Task instructions:
Report the number of lines in these entries that contain "SIMPLE". Write only the number.

Input records:
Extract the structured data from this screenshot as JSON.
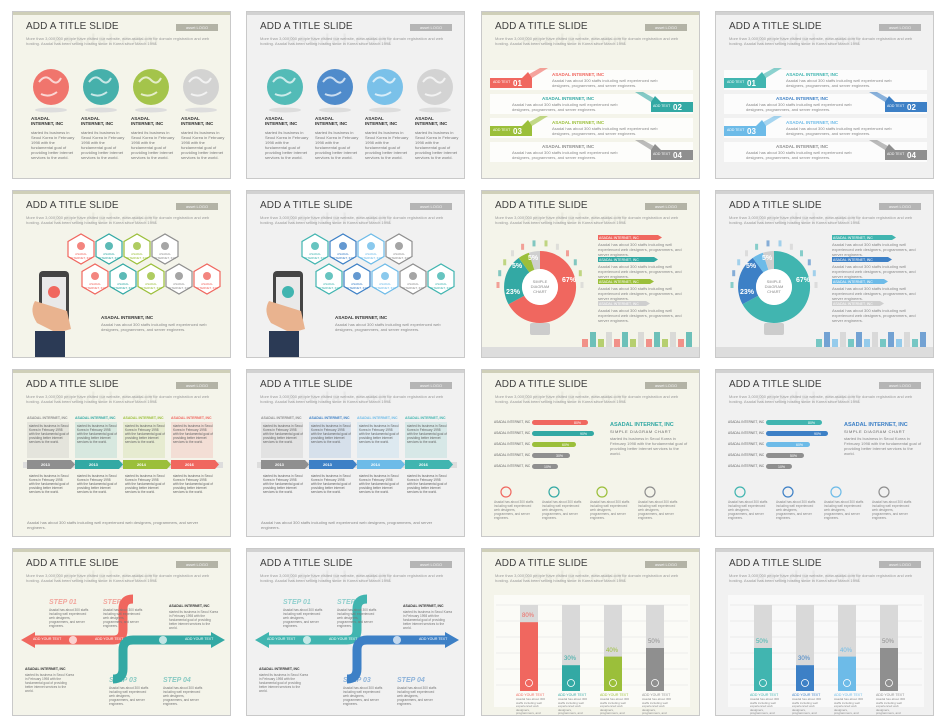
{
  "slides": [
    {
      "id": "s1",
      "title": "ADD A TITLE SLIDE",
      "logo": "asset LOGO",
      "subtitle": "More than 3,000,000 people have visited our website, www.asadal.com for domain registration and web hosting. Asadal has been selling hosting since in Korea since March 1998.",
      "theme": "warm"
    },
    {
      "id": "s2",
      "title": "ADD A TITLE SLIDE",
      "logo": "asset LOGO",
      "subtitle": "More than 3,000,000 people have visited our website, www.asadal.com for domain registration and web hosting. Asadal has been selling hosting since in Korea since March 1998.",
      "theme": "blue"
    },
    {
      "id": "s3",
      "title": "ADD A TITLE SLIDE",
      "logo": "asset LOGO",
      "subtitle": "More than 3,000,000 people have visited our website, www.asadal.com for domain registration and web hosting. Asadal has been selling hosting since in Korea since March 1998.",
      "theme": "warm"
    },
    {
      "id": "s4",
      "title": "ADD A TITLE SLIDE",
      "logo": "asset LOGO",
      "subtitle": "More than 3,000,000 people have visited our website, www.asadal.com for domain registration and web hosting. Asadal has been selling hosting since in Korea since March 1998.",
      "theme": "blue"
    },
    {
      "id": "s5",
      "title": "ADD A TITLE SLIDE",
      "logo": "asset LOGO",
      "subtitle": "More than 3,000,000 people have visited our website, www.asadal.com for domain registration and web hosting. Asadal has been selling hosting since in Korea since March 1998.",
      "theme": "warm"
    },
    {
      "id": "s6",
      "title": "ADD A TITLE SLIDE",
      "logo": "asset LOGO",
      "subtitle": "More than 3,000,000 people have visited our website, www.asadal.com for domain registration and web hosting. Asadal has been selling hosting since in Korea since March 1998.",
      "theme": "blue"
    },
    {
      "id": "s7",
      "title": "ADD A TITLE SLIDE",
      "logo": "asset LOGO",
      "subtitle": "More than 3,000,000 people have visited our website, www.asadal.com for domain registration and web hosting. Asadal has been selling hosting since in Korea since March 1998.",
      "theme": "warm"
    },
    {
      "id": "s8",
      "title": "ADD A TITLE SLIDE",
      "logo": "asset LOGO",
      "subtitle": "More than 3,000,000 people have visited our website, www.asadal.com for domain registration and web hosting. Asadal has been selling hosting since in Korea since March 1998.",
      "theme": "blue"
    },
    {
      "id": "s9",
      "title": "ADD A TITLE SLIDE",
      "logo": "asset LOGO",
      "subtitle": "More than 3,000,000 people have visited our website, www.asadal.com for domain registration and web hosting. Asadal has been selling hosting since in Korea since March 1998.",
      "theme": "warm"
    },
    {
      "id": "s10",
      "title": "ADD A TITLE SLIDE",
      "logo": "asset LOGO",
      "subtitle": "More than 3,000,000 people have visited our website, www.asadal.com for domain registration and web hosting. Asadal has been selling hosting since in Korea since March 1998.",
      "theme": "blue"
    },
    {
      "id": "s11",
      "title": "ADD A TITLE SLIDE",
      "logo": "asset LOGO",
      "subtitle": "More than 3,000,000 people have visited our website, www.asadal.com for domain registration and web hosting. Asadal has been selling hosting since in Korea since March 1998.",
      "theme": "warm"
    },
    {
      "id": "s12",
      "title": "ADD A TITLE SLIDE",
      "logo": "asset LOGO",
      "subtitle": "More than 3,000,000 people have visited our website, www.asadal.com for domain registration and web hosting. Asadal has been selling hosting since in Korea since March 1998.",
      "theme": "blue"
    },
    {
      "id": "s13",
      "title": "ADD A TITLE SLIDE",
      "logo": "asset LOGO",
      "subtitle": "More than 3,000,000 people have visited our website, www.asadal.com for domain registration and web hosting. Asadal has been selling hosting since in Korea since March 1998.",
      "theme": "warm"
    },
    {
      "id": "s14",
      "title": "ADD A TITLE SLIDE",
      "logo": "asset LOGO",
      "subtitle": "More than 3,000,000 people have visited our website, www.asadal.com for domain registration and web hosting. Asadal has been selling hosting since in Korea since March 1998.",
      "theme": "blue"
    },
    {
      "id": "s15",
      "title": "ADD A TITLE SLIDE",
      "logo": "asset LOGO",
      "subtitle": "More than 3,000,000 people have visited our website, www.asadal.com for domain registration and web hosting. Asadal has been selling hosting since in Korea since March 1998.",
      "theme": "warm"
    },
    {
      "id": "s16",
      "title": "ADD A TITLE SLIDE",
      "logo": "asset LOGO",
      "subtitle": "More than 3,000,000 people have visited our website, www.asadal.com for domain registration and web hosting. Asadal has been selling hosting since in Korea since March 1998.",
      "theme": "blue"
    }
  ],
  "company": "ASADAL INTERNET, INC",
  "company_multiline": [
    "ASADAL",
    "INTERNET, INC"
  ],
  "body_short": "started its business in Seoul Korea in February 1998 with the fundamental goal of providing better internet services to the world.",
  "body_long": "Asadal has about 300 staffs including well experienced web designers, programmers, and server engineers.",
  "add_text": "ADD TEXT",
  "add_your_text": "ADD YOUR TEXT",
  "simple_diagram": "SIMPLE DIAGRAM CHART",
  "donut": {
    "center": [
      "SIMPLE",
      "DIAGRAM",
      "CHART"
    ],
    "values": [
      67,
      23,
      5,
      5
    ]
  },
  "years": [
    "2013",
    "2013",
    "2014",
    "2016"
  ],
  "steps": [
    "STEP 01",
    "STEP 02",
    "STEP 03",
    "STEP 04"
  ],
  "nums": [
    "01",
    "02",
    "03",
    "04"
  ],
  "percents_warm": [
    "80%",
    "90%",
    "60%",
    "30%",
    "10%"
  ],
  "percents_blue": [
    "80%",
    "90%",
    "60%",
    "50%",
    "10%"
  ],
  "bar_pcts_warm": [
    "80%",
    "30%",
    "40%",
    "50%"
  ],
  "bar_pcts_blue": [
    "50%",
    "30%",
    "40%",
    "50%"
  ],
  "colors": {
    "red": "#f0675f",
    "teal": "#33a9a4",
    "green": "#9bbf3a",
    "gray": "#8f8f8f",
    "blue": "#3d80c6",
    "lightblue": "#6dbbe8",
    "teal_blue": "#41b5b0"
  }
}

Exercise solution:
2